- [ENTRIES SHOWN]:

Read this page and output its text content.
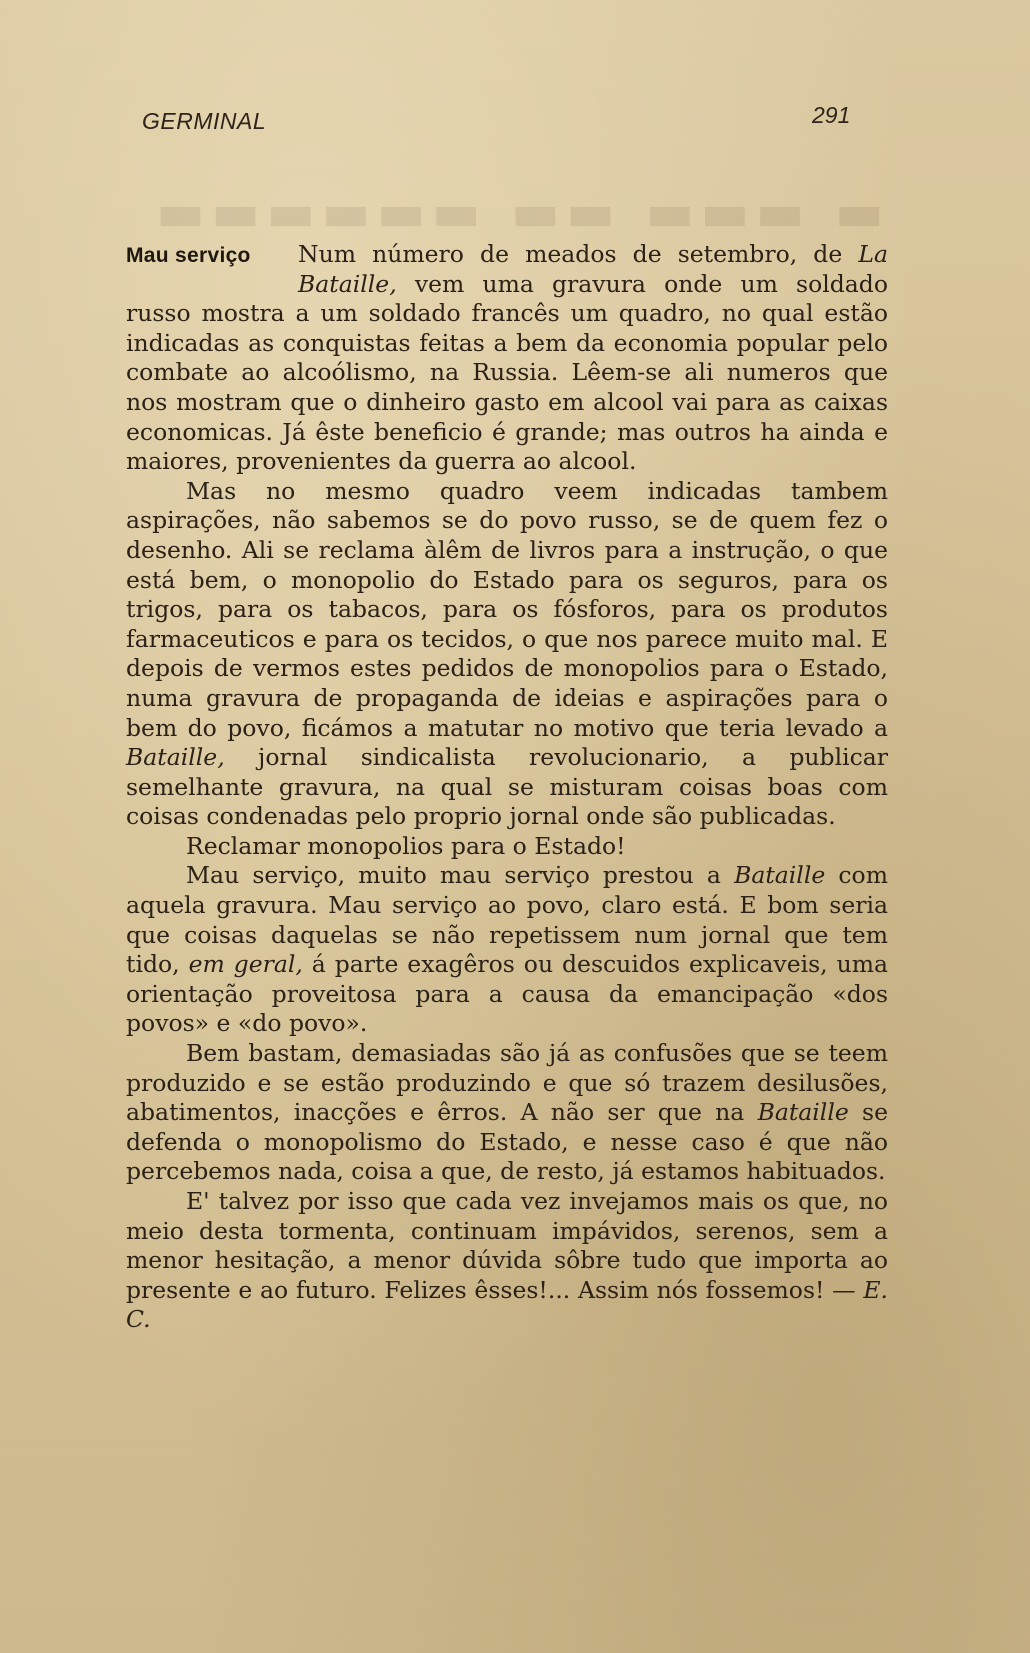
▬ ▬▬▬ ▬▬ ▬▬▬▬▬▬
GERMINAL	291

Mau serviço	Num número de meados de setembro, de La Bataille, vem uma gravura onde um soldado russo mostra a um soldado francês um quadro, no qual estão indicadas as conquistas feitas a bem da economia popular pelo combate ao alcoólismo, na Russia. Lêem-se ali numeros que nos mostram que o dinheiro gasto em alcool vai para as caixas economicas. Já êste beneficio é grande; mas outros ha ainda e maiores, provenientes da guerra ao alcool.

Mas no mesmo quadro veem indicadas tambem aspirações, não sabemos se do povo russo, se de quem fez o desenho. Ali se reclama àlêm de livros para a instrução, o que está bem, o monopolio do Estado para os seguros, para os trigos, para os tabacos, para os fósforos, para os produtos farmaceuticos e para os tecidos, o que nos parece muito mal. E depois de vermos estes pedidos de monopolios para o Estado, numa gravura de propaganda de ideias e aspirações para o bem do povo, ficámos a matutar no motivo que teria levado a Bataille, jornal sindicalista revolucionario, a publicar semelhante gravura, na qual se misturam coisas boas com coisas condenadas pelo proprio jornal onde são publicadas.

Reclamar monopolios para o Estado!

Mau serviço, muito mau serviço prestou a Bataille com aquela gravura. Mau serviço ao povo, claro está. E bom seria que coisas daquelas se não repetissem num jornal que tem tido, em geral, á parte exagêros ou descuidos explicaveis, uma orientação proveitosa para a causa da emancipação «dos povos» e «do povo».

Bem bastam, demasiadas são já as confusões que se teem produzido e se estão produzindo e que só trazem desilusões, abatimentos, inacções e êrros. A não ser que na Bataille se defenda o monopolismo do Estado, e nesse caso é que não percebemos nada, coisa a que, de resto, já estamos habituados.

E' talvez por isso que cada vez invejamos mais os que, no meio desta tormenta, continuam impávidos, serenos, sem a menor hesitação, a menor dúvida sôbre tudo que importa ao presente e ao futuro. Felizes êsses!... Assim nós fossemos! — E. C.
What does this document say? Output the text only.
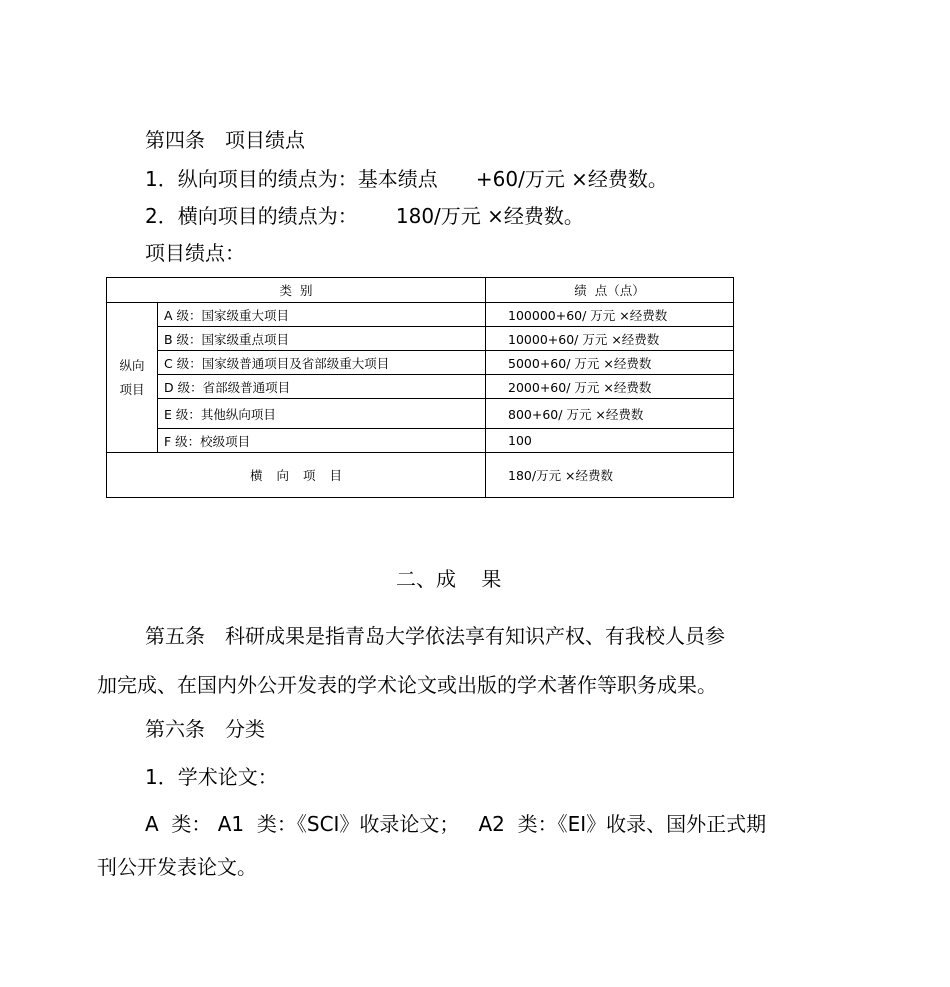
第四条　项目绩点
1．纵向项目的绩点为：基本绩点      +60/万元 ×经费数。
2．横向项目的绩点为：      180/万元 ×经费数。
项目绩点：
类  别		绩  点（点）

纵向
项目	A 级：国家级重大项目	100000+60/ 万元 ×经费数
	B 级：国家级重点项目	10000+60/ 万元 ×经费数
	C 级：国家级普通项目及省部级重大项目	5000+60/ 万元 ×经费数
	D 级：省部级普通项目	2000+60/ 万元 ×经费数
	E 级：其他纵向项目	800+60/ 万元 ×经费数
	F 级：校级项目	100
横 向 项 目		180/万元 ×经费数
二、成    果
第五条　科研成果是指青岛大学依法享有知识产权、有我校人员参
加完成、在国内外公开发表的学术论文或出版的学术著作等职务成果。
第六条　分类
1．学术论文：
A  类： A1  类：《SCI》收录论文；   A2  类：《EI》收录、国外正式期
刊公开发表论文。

==

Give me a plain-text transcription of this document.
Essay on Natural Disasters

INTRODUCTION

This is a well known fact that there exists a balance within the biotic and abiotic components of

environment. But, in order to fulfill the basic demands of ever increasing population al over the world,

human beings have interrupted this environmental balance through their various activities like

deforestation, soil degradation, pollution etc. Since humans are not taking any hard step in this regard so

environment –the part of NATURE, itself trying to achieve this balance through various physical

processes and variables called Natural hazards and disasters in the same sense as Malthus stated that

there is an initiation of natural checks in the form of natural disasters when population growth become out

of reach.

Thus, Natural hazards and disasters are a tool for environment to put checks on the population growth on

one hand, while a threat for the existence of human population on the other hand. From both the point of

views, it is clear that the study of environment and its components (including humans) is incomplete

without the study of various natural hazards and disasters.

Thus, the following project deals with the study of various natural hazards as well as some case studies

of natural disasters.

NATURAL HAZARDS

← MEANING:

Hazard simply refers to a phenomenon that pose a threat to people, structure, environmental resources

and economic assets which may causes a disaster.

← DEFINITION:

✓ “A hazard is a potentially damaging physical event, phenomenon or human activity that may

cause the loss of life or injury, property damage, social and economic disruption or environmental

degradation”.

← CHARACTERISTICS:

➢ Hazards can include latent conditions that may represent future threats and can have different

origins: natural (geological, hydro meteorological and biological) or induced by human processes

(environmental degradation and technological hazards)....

- [GIVEN PROBLEM]: In the entries above, find each line with the string "components" and copy it.

- [WORKED ANSWER]:
This is a well known fact that there exists a balance within the biotic and abiotic components of
views, it is clear that the study of environment and its components (including humans) is incomplete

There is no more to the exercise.